__TASK REQUIREMENTS__: Review the listing and copy each line that holds the word "value".

__PROVIDED RECORDS__:
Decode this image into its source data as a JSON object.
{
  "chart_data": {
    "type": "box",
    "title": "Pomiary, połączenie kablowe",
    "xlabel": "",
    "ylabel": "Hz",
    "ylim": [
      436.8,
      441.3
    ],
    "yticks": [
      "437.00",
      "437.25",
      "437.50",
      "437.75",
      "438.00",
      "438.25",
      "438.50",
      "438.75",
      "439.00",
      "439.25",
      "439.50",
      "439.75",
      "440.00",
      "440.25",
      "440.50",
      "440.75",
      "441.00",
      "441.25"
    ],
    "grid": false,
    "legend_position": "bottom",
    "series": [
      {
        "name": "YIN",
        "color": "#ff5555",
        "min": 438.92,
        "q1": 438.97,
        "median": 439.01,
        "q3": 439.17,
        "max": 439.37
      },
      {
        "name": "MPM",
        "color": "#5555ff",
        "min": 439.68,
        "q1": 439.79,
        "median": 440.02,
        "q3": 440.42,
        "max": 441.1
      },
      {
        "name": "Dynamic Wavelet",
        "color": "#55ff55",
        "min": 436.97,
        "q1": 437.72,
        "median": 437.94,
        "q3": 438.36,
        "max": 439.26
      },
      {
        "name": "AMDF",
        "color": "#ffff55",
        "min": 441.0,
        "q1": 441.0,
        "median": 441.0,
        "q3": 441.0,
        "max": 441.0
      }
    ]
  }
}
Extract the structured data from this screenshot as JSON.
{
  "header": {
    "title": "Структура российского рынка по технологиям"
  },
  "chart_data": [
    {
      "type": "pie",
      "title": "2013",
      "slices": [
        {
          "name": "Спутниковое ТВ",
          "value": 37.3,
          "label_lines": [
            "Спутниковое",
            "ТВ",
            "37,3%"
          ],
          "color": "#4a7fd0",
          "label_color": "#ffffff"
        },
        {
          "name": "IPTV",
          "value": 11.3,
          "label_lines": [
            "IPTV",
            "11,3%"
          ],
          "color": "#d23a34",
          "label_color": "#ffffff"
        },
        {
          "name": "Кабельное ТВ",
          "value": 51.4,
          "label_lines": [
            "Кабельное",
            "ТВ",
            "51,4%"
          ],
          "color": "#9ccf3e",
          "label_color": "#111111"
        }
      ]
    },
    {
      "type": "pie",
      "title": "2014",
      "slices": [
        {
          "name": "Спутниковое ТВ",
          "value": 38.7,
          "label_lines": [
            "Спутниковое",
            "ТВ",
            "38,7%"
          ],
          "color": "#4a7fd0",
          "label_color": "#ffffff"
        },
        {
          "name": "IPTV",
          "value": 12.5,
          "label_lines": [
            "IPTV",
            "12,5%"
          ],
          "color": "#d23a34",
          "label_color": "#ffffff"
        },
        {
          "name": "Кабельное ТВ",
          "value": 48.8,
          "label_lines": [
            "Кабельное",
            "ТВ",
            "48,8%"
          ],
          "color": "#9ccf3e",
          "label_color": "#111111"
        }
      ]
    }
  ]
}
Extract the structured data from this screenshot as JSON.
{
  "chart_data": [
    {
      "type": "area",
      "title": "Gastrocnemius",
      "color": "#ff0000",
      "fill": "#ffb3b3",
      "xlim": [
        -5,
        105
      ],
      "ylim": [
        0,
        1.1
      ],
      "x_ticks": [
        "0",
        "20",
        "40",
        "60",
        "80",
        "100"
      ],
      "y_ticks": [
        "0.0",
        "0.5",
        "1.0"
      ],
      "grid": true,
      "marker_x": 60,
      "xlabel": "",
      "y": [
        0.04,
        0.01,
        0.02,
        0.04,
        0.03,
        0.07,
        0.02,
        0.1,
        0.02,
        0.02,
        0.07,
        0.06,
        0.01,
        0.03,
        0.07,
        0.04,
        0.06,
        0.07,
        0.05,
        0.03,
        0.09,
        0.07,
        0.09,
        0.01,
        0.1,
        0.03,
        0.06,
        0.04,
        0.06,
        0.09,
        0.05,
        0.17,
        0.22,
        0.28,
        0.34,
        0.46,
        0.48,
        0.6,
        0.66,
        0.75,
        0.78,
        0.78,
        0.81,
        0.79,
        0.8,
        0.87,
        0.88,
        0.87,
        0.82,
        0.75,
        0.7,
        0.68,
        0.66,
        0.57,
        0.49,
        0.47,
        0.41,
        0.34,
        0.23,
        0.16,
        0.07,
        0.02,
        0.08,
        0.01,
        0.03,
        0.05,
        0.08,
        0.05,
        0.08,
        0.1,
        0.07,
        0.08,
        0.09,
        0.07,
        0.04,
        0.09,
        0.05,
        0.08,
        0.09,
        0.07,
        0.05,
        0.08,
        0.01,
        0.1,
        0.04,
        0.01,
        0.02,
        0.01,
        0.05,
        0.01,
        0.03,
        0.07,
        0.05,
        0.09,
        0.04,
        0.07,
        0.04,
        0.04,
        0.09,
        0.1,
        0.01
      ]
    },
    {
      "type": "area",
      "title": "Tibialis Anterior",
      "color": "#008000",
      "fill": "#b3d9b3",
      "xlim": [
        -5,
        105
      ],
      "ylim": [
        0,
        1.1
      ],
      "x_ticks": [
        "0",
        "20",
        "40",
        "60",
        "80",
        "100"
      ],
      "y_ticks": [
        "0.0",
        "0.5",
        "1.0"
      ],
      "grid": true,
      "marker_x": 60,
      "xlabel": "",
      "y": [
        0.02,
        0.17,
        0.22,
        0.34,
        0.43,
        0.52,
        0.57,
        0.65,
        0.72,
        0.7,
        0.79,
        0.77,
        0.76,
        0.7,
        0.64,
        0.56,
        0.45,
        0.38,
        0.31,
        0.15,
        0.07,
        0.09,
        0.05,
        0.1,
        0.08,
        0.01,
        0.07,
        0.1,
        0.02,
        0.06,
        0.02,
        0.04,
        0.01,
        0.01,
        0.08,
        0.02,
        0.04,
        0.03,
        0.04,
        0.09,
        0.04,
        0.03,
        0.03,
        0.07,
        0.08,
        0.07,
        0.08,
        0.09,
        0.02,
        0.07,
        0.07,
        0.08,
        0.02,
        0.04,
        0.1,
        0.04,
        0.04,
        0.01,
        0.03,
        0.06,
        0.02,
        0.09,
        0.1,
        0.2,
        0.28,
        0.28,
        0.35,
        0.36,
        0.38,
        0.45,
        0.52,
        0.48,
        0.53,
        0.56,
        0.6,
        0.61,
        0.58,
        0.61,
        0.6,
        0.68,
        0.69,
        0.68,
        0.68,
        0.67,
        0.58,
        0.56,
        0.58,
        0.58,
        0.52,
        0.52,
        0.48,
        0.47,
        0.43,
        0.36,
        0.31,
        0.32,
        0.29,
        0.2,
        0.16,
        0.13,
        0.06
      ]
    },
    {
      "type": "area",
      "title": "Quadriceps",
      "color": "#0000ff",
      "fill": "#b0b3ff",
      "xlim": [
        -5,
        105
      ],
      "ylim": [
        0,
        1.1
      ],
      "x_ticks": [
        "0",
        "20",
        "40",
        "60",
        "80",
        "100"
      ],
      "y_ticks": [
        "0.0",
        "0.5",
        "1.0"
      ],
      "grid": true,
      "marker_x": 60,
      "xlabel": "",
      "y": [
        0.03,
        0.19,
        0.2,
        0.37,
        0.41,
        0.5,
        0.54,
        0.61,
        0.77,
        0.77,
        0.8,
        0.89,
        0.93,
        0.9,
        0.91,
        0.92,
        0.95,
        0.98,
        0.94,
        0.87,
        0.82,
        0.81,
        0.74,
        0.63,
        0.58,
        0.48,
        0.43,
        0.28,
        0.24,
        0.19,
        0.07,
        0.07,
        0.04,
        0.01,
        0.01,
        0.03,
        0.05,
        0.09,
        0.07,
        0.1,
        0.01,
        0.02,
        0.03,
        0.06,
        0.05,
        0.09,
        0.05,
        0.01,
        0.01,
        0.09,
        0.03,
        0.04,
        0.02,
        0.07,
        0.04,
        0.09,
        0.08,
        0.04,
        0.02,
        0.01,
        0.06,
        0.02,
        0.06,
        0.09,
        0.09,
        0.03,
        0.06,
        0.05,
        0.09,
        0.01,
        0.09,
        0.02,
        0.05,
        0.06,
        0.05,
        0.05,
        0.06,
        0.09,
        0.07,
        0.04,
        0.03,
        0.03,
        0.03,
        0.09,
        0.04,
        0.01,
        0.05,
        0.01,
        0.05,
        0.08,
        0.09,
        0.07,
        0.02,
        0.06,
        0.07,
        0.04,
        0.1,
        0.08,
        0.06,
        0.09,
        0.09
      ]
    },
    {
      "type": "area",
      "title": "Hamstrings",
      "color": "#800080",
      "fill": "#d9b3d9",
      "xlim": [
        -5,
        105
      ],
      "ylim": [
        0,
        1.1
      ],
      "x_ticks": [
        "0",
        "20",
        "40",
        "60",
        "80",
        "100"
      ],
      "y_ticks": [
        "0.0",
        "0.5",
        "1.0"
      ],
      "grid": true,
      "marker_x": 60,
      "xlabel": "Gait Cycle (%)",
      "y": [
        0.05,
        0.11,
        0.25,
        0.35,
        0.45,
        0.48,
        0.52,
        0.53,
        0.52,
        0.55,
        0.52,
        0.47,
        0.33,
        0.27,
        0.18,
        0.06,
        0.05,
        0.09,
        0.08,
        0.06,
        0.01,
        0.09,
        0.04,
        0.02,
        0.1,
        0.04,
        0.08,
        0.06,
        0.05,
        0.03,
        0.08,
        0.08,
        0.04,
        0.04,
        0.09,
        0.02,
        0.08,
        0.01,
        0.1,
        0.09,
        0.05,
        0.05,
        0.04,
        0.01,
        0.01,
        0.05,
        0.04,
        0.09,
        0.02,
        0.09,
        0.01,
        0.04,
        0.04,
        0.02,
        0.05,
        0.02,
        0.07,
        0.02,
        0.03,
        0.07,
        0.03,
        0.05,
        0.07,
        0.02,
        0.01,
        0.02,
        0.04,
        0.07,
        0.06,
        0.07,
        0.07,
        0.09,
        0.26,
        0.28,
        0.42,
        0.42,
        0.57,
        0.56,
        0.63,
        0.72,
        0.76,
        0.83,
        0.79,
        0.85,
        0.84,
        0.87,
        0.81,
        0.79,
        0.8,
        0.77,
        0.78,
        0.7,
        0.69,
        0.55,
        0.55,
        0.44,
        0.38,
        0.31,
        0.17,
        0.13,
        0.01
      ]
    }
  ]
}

__WORKED SOLUTION__:
          "value": 37.3,
          "value": 11.3,
          "value": 51.4,
          "value": 38.7,
          "value": 12.5,
          "value": 48.8,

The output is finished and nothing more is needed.